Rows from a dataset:
++++++++++

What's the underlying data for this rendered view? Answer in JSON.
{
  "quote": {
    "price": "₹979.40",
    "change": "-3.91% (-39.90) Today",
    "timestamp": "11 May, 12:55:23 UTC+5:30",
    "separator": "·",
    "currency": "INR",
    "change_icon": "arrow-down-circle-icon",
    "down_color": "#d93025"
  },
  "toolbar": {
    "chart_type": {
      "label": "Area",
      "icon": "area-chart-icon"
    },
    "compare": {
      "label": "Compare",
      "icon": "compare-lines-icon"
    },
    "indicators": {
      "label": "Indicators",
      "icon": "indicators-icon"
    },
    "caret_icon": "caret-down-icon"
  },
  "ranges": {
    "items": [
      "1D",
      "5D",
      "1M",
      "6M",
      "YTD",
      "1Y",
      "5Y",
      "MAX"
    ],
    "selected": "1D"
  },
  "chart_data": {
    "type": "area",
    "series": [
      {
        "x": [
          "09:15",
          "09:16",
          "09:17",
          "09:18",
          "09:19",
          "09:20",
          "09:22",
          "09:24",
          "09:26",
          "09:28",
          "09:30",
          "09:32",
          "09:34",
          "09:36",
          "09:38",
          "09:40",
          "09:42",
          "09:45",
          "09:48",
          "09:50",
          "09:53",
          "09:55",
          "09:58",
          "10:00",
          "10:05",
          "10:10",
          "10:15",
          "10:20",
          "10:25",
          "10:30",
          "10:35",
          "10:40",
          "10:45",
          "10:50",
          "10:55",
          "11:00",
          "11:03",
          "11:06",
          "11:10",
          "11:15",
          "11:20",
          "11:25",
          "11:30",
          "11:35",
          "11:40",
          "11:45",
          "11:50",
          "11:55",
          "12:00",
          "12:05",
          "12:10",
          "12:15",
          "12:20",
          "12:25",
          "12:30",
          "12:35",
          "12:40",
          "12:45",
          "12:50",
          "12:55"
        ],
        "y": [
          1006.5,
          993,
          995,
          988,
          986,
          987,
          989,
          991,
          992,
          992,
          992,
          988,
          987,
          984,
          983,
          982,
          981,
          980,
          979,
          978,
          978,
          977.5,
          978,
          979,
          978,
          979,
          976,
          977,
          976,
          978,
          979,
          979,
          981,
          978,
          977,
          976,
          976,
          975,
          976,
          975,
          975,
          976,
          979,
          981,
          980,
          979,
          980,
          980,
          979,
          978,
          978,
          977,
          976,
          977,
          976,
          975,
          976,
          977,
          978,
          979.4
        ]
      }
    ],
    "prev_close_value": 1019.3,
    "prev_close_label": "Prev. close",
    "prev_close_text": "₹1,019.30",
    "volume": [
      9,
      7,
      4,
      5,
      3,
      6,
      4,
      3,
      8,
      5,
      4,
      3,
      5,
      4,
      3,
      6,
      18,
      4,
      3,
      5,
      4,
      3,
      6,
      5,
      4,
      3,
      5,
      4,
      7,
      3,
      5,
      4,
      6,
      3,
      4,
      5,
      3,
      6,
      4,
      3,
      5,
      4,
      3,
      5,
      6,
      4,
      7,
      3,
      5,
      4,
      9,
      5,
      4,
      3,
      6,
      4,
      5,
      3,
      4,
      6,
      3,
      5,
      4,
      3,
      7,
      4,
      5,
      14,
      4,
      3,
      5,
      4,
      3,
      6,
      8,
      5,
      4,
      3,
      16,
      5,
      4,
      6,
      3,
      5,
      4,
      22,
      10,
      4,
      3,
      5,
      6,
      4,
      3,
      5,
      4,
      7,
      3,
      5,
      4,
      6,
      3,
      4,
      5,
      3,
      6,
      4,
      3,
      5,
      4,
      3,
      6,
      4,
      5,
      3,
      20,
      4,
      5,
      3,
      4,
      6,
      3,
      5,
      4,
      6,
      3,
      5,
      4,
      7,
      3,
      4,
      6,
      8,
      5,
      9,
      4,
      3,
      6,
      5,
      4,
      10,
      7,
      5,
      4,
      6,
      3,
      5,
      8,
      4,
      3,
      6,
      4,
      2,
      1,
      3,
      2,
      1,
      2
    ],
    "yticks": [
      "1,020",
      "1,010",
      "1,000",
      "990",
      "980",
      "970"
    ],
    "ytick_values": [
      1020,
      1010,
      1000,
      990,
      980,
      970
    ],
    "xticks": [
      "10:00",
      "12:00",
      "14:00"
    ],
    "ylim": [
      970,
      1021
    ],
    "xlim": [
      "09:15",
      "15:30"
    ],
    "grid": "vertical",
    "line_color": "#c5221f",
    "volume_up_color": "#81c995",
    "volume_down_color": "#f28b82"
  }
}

++++++++++

_Goal_
Check each line above for the word "icon", and copy the lines where it appears.

_Full response_
    "change_icon": "arrow-down-circle-icon",
      "icon": "area-chart-icon"
      "icon": "compare-lines-icon"
      "icon": "indicators-icon"
    "caret_icon": "caret-down-icon"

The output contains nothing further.